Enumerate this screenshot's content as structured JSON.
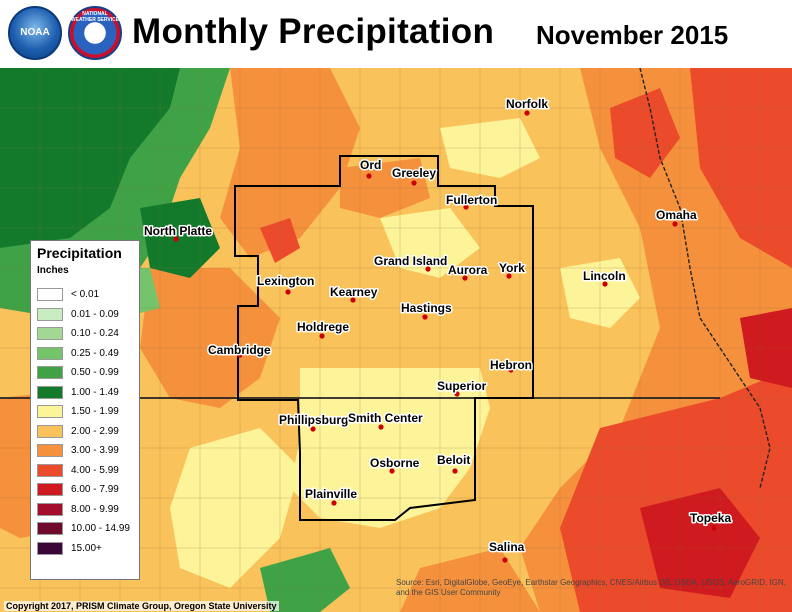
{
  "header": {
    "title": "Monthly Precipitation",
    "date": "November 2015",
    "logos": [
      {
        "icon": "noaa-logo-icon",
        "text": "NOAA"
      },
      {
        "icon": "nws-logo-icon",
        "text": "NATIONAL WEATHER SERVICE"
      }
    ]
  },
  "legend": {
    "title": "Precipitation",
    "unit": "Inches",
    "items": [
      {
        "label": "< 0.01",
        "color": "#ffffff"
      },
      {
        "label": "0.01 - 0.09",
        "color": "#c9ecc0"
      },
      {
        "label": "0.10 - 0.24",
        "color": "#a3d894"
      },
      {
        "label": "0.25 - 0.49",
        "color": "#75c46b"
      },
      {
        "label": "0.50 - 0.99",
        "color": "#3fa247"
      },
      {
        "label": "1.00 - 1.49",
        "color": "#137a2c"
      },
      {
        "label": "1.50 - 1.99",
        "color": "#fdf49a"
      },
      {
        "label": "2.00 - 2.99",
        "color": "#f9c25a"
      },
      {
        "label": "3.00 - 3.99",
        "color": "#f5913d"
      },
      {
        "label": "4.00 - 5.99",
        "color": "#eb4b2a"
      },
      {
        "label": "6.00 - 7.99",
        "color": "#cf1a1f"
      },
      {
        "label": "8.00 - 9.99",
        "color": "#a40e2c"
      },
      {
        "label": "10.00 - 14.99",
        "color": "#6e0a2a"
      },
      {
        "label": "15.00+",
        "color": "#3a0838"
      }
    ]
  },
  "cities": [
    {
      "name": "North Platte"
    },
    {
      "name": "Ord"
    },
    {
      "name": "Greeley"
    },
    {
      "name": "Fullerton"
    },
    {
      "name": "Norfolk"
    },
    {
      "name": "Omaha"
    },
    {
      "name": "Lexington"
    },
    {
      "name": "Kearney"
    },
    {
      "name": "Grand Island"
    },
    {
      "name": "Aurora"
    },
    {
      "name": "York"
    },
    {
      "name": "Lincoln"
    },
    {
      "name": "Hastings"
    },
    {
      "name": "Holdrege"
    },
    {
      "name": "Cambridge"
    },
    {
      "name": "Hebron"
    },
    {
      "name": "Superior"
    },
    {
      "name": "Phillipsburg"
    },
    {
      "name": "Smith Center"
    },
    {
      "name": "Osborne"
    },
    {
      "name": "Beloit"
    },
    {
      "name": "Plainville"
    },
    {
      "name": "Salina"
    },
    {
      "name": "Topeka"
    }
  ],
  "footer": {
    "copyright": "Copyright 2017, PRISM Climate Group, Oregon State University",
    "source": "Source: Esri, DigitalGlobe, GeoEye, Earthstar Geographics, CNES/Airbus DS, USDA, USGS, AeroGRID, IGN, and the GIS User Community"
  }
}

— To do —
Gather all lines where the word "title" appears.

— In response —
    "title": "Monthly Precipitation",
    "title": "Precipitation",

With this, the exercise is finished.